◆ **Work to do**
Pull out every line below that holds the word "this".

>> start Extracted entries

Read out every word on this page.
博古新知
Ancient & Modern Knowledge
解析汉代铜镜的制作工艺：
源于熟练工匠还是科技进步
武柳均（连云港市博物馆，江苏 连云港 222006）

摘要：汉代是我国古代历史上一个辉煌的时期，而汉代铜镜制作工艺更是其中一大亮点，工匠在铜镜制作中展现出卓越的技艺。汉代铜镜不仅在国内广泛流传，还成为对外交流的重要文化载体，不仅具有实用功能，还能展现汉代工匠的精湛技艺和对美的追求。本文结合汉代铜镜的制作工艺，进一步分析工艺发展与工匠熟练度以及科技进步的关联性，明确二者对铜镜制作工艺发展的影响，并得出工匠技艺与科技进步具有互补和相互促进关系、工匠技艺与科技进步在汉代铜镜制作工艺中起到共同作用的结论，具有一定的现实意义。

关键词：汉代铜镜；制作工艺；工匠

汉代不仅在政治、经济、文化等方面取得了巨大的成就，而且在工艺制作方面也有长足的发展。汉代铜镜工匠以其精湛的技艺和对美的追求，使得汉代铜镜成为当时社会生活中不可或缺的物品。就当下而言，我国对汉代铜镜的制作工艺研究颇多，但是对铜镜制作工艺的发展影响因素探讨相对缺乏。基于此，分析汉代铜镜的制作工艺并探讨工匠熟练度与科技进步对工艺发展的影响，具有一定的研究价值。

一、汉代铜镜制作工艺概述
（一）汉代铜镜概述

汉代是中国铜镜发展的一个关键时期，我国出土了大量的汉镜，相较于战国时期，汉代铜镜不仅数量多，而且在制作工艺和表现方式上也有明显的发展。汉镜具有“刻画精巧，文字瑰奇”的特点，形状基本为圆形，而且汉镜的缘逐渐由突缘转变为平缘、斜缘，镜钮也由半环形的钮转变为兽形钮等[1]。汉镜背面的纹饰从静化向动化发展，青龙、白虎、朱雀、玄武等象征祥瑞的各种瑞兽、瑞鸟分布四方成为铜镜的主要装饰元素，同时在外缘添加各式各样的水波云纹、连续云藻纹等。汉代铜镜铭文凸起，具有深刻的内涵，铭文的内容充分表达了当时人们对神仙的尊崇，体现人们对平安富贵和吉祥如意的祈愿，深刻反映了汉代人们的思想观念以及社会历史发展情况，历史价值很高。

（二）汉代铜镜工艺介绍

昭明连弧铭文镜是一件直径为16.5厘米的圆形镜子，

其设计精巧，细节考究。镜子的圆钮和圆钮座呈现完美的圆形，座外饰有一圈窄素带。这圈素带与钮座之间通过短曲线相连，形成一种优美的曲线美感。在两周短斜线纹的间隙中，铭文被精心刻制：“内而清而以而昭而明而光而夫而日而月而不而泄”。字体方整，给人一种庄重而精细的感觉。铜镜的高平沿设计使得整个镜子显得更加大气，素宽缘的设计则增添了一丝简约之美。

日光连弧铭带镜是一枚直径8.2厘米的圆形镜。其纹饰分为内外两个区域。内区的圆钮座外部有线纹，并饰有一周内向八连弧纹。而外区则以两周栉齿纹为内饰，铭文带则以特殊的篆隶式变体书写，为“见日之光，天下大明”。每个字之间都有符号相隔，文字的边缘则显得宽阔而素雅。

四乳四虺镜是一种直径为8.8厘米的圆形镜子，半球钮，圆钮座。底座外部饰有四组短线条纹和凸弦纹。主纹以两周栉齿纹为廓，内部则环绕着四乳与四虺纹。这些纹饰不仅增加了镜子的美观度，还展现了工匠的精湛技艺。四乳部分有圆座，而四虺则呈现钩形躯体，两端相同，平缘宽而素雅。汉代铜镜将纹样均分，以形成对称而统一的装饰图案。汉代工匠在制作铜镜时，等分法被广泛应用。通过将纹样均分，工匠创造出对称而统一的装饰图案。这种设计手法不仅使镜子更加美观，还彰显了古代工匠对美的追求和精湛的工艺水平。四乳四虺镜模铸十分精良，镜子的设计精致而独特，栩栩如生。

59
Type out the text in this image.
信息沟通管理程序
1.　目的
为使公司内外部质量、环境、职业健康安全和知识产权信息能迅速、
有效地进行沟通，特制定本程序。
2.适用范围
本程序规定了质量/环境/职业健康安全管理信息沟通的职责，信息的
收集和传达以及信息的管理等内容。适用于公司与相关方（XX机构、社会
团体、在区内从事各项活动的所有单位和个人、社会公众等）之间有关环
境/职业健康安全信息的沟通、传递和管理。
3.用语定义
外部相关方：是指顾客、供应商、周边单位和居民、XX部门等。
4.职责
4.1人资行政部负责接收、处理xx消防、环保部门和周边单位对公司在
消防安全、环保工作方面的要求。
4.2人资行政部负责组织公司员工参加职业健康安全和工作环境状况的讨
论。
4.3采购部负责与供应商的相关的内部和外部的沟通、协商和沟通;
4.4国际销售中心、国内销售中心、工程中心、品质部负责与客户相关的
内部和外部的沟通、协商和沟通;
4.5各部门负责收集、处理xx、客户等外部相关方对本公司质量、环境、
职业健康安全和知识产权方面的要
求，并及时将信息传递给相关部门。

>> end Extracted entries

◆ **The solution**
Read out every word on this page.
Type out the text in this image.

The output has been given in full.